Goal:
Will you reproduce every line of the records below character for character, changing nothing?
----
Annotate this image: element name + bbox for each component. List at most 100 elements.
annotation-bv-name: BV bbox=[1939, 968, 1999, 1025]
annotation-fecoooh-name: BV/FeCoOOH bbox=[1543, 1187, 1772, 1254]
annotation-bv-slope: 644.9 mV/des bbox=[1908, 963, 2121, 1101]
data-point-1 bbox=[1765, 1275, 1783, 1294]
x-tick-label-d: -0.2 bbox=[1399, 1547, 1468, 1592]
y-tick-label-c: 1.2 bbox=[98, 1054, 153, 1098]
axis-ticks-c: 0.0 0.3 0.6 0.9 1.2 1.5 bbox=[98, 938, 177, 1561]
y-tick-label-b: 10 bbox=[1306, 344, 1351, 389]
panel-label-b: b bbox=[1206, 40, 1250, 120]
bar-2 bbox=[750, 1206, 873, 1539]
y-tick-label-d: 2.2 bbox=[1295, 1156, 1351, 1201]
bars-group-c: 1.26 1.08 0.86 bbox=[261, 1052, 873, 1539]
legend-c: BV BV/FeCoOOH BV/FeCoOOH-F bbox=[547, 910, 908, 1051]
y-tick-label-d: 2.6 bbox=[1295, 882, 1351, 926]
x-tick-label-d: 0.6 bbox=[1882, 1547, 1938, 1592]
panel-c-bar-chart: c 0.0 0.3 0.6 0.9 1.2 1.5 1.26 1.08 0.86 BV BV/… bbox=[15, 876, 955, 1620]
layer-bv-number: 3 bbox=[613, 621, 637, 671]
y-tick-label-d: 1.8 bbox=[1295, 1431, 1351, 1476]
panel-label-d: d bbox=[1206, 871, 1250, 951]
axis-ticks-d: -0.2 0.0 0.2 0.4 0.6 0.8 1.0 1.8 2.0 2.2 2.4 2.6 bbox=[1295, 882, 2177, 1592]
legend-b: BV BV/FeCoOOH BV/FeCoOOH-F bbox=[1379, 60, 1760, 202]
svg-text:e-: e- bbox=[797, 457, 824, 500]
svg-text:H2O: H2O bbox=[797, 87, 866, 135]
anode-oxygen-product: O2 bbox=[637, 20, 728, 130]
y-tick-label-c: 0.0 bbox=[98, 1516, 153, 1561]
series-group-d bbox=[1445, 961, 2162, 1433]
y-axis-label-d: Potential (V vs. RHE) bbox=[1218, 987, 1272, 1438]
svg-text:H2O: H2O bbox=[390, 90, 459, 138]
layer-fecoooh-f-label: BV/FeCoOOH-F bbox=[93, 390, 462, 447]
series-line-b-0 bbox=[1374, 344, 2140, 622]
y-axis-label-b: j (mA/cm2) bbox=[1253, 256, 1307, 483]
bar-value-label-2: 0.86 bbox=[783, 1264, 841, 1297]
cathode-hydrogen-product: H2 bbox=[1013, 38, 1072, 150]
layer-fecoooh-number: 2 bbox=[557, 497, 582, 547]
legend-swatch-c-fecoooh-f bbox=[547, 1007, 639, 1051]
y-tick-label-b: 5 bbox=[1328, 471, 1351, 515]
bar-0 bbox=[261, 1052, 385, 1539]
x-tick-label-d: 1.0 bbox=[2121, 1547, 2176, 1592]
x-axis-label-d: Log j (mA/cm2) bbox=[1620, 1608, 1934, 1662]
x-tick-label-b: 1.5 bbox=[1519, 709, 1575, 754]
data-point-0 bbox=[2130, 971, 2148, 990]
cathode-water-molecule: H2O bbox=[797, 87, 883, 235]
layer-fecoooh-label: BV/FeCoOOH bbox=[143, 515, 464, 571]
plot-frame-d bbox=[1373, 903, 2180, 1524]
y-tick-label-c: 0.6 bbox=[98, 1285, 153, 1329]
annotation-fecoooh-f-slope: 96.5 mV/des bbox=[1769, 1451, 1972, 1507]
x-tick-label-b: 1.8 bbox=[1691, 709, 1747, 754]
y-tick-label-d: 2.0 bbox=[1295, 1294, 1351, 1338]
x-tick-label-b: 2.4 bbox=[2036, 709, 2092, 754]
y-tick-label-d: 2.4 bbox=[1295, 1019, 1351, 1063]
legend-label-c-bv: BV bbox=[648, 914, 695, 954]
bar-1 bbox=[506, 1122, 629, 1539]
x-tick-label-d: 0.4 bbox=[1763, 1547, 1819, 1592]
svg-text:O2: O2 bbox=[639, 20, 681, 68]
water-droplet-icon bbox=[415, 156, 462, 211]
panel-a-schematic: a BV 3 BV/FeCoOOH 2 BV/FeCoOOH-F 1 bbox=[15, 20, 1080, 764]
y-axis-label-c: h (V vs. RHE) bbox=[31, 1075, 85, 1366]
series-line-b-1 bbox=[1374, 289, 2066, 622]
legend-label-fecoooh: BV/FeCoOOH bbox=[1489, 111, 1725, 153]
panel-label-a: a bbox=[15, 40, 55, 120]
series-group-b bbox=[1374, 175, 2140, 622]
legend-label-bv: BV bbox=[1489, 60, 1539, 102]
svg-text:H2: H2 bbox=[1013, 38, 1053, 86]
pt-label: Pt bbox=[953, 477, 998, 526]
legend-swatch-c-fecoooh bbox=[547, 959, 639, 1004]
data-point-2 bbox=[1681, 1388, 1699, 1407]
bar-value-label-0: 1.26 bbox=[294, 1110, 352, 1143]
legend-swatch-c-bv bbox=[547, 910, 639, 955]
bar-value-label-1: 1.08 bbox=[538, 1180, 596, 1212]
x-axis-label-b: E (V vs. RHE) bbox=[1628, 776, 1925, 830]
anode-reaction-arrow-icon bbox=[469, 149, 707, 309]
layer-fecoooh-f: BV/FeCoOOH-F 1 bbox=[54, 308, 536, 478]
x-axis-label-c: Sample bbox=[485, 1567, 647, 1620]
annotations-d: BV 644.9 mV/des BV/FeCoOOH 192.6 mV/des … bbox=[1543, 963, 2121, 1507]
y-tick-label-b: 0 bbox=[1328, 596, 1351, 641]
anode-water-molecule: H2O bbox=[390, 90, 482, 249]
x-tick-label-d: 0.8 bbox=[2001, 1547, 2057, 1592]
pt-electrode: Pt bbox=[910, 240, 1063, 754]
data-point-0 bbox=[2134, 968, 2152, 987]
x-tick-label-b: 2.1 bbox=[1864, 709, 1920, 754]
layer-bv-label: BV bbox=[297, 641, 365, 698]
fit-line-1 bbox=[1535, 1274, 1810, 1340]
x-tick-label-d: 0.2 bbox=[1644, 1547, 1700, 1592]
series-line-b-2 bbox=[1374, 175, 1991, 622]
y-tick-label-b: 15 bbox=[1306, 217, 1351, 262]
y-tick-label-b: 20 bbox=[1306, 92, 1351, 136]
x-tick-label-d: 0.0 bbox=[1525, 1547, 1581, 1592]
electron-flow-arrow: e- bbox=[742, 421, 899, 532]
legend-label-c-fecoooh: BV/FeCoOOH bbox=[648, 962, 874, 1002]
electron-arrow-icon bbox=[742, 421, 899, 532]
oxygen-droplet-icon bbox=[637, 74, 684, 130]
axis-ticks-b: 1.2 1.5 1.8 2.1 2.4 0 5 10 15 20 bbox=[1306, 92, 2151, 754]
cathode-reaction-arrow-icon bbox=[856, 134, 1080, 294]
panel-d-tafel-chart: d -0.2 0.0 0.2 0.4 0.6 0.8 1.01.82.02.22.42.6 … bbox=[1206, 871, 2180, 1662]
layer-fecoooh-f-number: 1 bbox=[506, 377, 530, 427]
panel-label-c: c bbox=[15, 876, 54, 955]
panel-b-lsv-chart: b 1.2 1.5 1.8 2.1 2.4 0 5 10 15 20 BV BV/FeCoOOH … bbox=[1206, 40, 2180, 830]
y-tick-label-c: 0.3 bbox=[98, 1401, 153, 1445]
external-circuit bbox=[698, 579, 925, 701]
----
Result of this exercise:
Annotate this image: element name + bbox for each component. List at most 100 elements.
annotation-bv-name: BV bbox=[1939, 968, 1999, 1025]
annotation-fecoooh-name: BV/FeCoOOH bbox=[1543, 1187, 1772, 1254]
annotation-bv-slope: 644.9 mV/des bbox=[1908, 963, 2121, 1101]
data-point-1 bbox=[1765, 1275, 1783, 1294]
x-tick-label-d: -0.2 bbox=[1399, 1547, 1468, 1592]
y-tick-label-c: 1.2 bbox=[98, 1054, 153, 1098]
axis-ticks-c: 0.0 0.3 0.6 0.9 1.2 1.5 bbox=[98, 938, 177, 1561]
y-tick-label-b: 10 bbox=[1306, 344, 1351, 389]
panel-label-b: b bbox=[1206, 40, 1250, 120]
bar-2 bbox=[750, 1206, 873, 1539]
y-tick-label-d: 2.2 bbox=[1295, 1156, 1351, 1201]
bars-group-c: 1.26 1.08 0.86 bbox=[261, 1052, 873, 1539]
legend-c: BV BV/FeCoOOH BV/FeCoOOH-F bbox=[547, 910, 908, 1051]
y-tick-label-d: 2.6 bbox=[1295, 882, 1351, 926]
x-tick-label-d: 0.6 bbox=[1882, 1547, 1938, 1592]
panel-c-bar-chart: c 0.0 0.3 0.6 0.9 1.2 1.5 1.26 1.08 0.86 BV BV/… bbox=[15, 876, 955, 1620]
layer-bv-number: 3 bbox=[613, 621, 637, 671]
y-tick-label-d: 1.8 bbox=[1295, 1431, 1351, 1476]
panel-label-d: d bbox=[1206, 871, 1250, 951]
axis-ticks-d: -0.2 0.0 0.2 0.4 0.6 0.8 1.0 1.8 2.0 2.2 2.4 2.6 bbox=[1295, 882, 2177, 1592]
legend-b: BV BV/FeCoOOH BV/FeCoOOH-F bbox=[1379, 60, 1760, 202]
svg-text:e-: e- bbox=[797, 457, 824, 500]
svg-text:H2O: H2O bbox=[797, 87, 866, 135]
anode-oxygen-product: O2 bbox=[637, 20, 728, 130]
y-tick-label-c: 0.0 bbox=[98, 1516, 153, 1561]
series-group-d bbox=[1445, 961, 2162, 1433]
y-axis-label-d: Potential (V vs. RHE) bbox=[1218, 987, 1272, 1438]
svg-text:H2O: H2O bbox=[390, 90, 459, 138]
layer-fecoooh-f-label: BV/FeCoOOH-F bbox=[93, 390, 462, 447]
series-line-b-0 bbox=[1374, 344, 2140, 622]
y-axis-label-b: j (mA/cm2) bbox=[1253, 256, 1307, 483]
bar-value-label-2: 0.86 bbox=[783, 1264, 841, 1297]
cathode-hydrogen-product: H2 bbox=[1013, 38, 1072, 150]
layer-fecoooh-number: 2 bbox=[557, 497, 582, 547]
legend-swatch-c-fecoooh-f bbox=[547, 1007, 639, 1051]
y-tick-label-b: 5 bbox=[1328, 471, 1351, 515]
bar-0 bbox=[261, 1052, 385, 1539]
x-tick-label-d: 1.0 bbox=[2121, 1547, 2176, 1592]
x-axis-label-d: Log j (mA/cm2) bbox=[1620, 1608, 1934, 1662]
x-tick-label-b: 1.5 bbox=[1519, 709, 1575, 754]
data-point-0 bbox=[2130, 971, 2148, 990]
cathode-water-molecule: H2O bbox=[797, 87, 883, 235]
layer-fecoooh-label: BV/FeCoOOH bbox=[143, 515, 464, 571]
plot-frame-d bbox=[1373, 903, 2180, 1524]
y-tick-label-c: 0.6 bbox=[98, 1285, 153, 1329]
annotation-fecoooh-f-slope: 96.5 mV/des bbox=[1769, 1451, 1972, 1507]
x-tick-label-b: 1.8 bbox=[1691, 709, 1747, 754]
y-tick-label-d: 2.0 bbox=[1295, 1294, 1351, 1338]
x-tick-label-b: 2.4 bbox=[2036, 709, 2092, 754]
y-tick-label-d: 2.4 bbox=[1295, 1019, 1351, 1063]
legend-label-c-bv: BV bbox=[648, 914, 695, 954]
bar-1 bbox=[506, 1122, 629, 1539]
x-tick-label-d: 0.4 bbox=[1763, 1547, 1819, 1592]
svg-text:O2: O2 bbox=[639, 20, 681, 68]
water-droplet-icon bbox=[415, 156, 462, 211]
panel-a-schematic: a BV 3 BV/FeCoOOH 2 BV/FeCoOOH-F 1 bbox=[15, 20, 1080, 764]
y-axis-label-c: h (V vs. RHE) bbox=[31, 1075, 85, 1366]
series-line-b-1 bbox=[1374, 289, 2066, 622]
legend-label-fecoooh: BV/FeCoOOH bbox=[1489, 111, 1725, 153]
panel-label-a: a bbox=[15, 40, 55, 120]
series-group-b bbox=[1374, 175, 2140, 622]
legend-label-bv: BV bbox=[1489, 60, 1539, 102]
svg-text:H2: H2 bbox=[1013, 38, 1053, 86]
pt-label: Pt bbox=[953, 477, 998, 526]
legend-swatch-c-fecoooh bbox=[547, 959, 639, 1004]
data-point-2 bbox=[1681, 1388, 1699, 1407]
bar-value-label-0: 1.26 bbox=[294, 1110, 352, 1143]
legend-swatch-c-bv bbox=[547, 910, 639, 955]
bar-value-label-1: 1.08 bbox=[538, 1180, 596, 1212]
x-axis-label-b: E (V vs. RHE) bbox=[1628, 776, 1925, 830]
anode-reaction-arrow-icon bbox=[469, 149, 707, 309]
layer-fecoooh-f: BV/FeCoOOH-F 1 bbox=[54, 308, 536, 478]
x-axis-label-c: Sample bbox=[485, 1567, 647, 1620]
annotations-d: BV 644.9 mV/des BV/FeCoOOH 192.6 mV/des … bbox=[1543, 963, 2121, 1507]
y-tick-label-b: 0 bbox=[1328, 596, 1351, 641]
anode-water-molecule: H2O bbox=[390, 90, 482, 249]
x-tick-label-d: 0.8 bbox=[2001, 1547, 2057, 1592]
pt-electrode: Pt bbox=[910, 240, 1063, 754]
data-point-0 bbox=[2134, 968, 2152, 987]
x-tick-label-b: 2.1 bbox=[1864, 709, 1920, 754]
layer-bv-label: BV bbox=[297, 641, 365, 698]
fit-line-1 bbox=[1535, 1274, 1810, 1340]
x-tick-label-d: 0.2 bbox=[1644, 1547, 1700, 1592]
series-line-b-2 bbox=[1374, 175, 1991, 622]
y-tick-label-b: 15 bbox=[1306, 217, 1351, 262]
y-tick-label-b: 20 bbox=[1306, 92, 1351, 136]
x-tick-label-d: 0.0 bbox=[1525, 1547, 1581, 1592]
electron-flow-arrow: e- bbox=[742, 421, 899, 532]
legend-label-c-fecoooh: BV/FeCoOOH bbox=[648, 962, 874, 1002]
electron-arrow-icon bbox=[742, 421, 899, 532]
oxygen-droplet-icon bbox=[637, 74, 684, 130]
axis-ticks-b: 1.2 1.5 1.8 2.1 2.4 0 5 10 15 20 bbox=[1306, 92, 2151, 754]
cathode-reaction-arrow-icon bbox=[856, 134, 1080, 294]
panel-d-tafel-chart: d -0.2 0.0 0.2 0.4 0.6 0.8 1.01.82.02.22.42.6 … bbox=[1206, 871, 2180, 1662]
layer-fecoooh-f-number: 1 bbox=[506, 377, 530, 427]
panel-label-c: c bbox=[15, 876, 54, 955]
panel-b-lsv-chart: b 1.2 1.5 1.8 2.1 2.4 0 5 10 15 20 BV BV/FeCoOOH … bbox=[1206, 40, 2180, 830]
y-tick-label-c: 0.3 bbox=[98, 1401, 153, 1445]
external-circuit bbox=[698, 579, 925, 701]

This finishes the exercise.